==== Source passage

Lifesavers, candy bars, packs of chewing gum and other wrapped candies can be used to make a lifesaver candy train. If traditional lifesaver tubes are not available, packaged tubes of Necco wafers or Sweet Tarts will work. The trick is to find candies in a variety of shapes, including cylinders, rectangles, circles, balls and squares. Use flat candies such as fruit rollups or sour sticks as track. Apply adhesive glue dots to join each piece.

Engine

For the main body of the engine, stack a long lifesaver or other tubular candy package on top of two packs of gum placed end to end. Add circular candy for wheels and rectangular candy for the engine's cab. Build a smoke stack from an inverted Hershey's kiss or stacked lifesavers topped with a gum ball. A rectangular candy can be attached at an angle to the front of the engine to give the look of a cow catcher.

========

_Exercise_. From the candy train instructions, repeat the part that opens with the words containing "Lifesavers, candy bars, packs" and closes with "join each piece.". The lines that come next were taken from a different source.

==== Supplied data

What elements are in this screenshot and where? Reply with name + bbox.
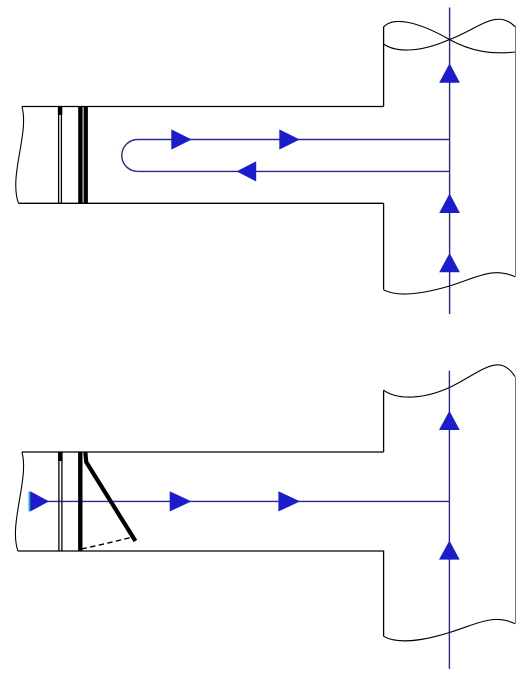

========

_Final result_.
Lifesavers, candy bars, packs of chewing gum and other wrapped candies can be used to make a lifesaver candy train. If traditional lifesaver tubes are not available, packaged tubes of Necco wafers or Sweet Tarts will work. The trick is to find candies in a variety of shapes, including cylinders, rectangles, circles, balls and squares. Use flat candies such as fruit rollups or sour sticks as track. Apply adhesive glue dots to join each piece.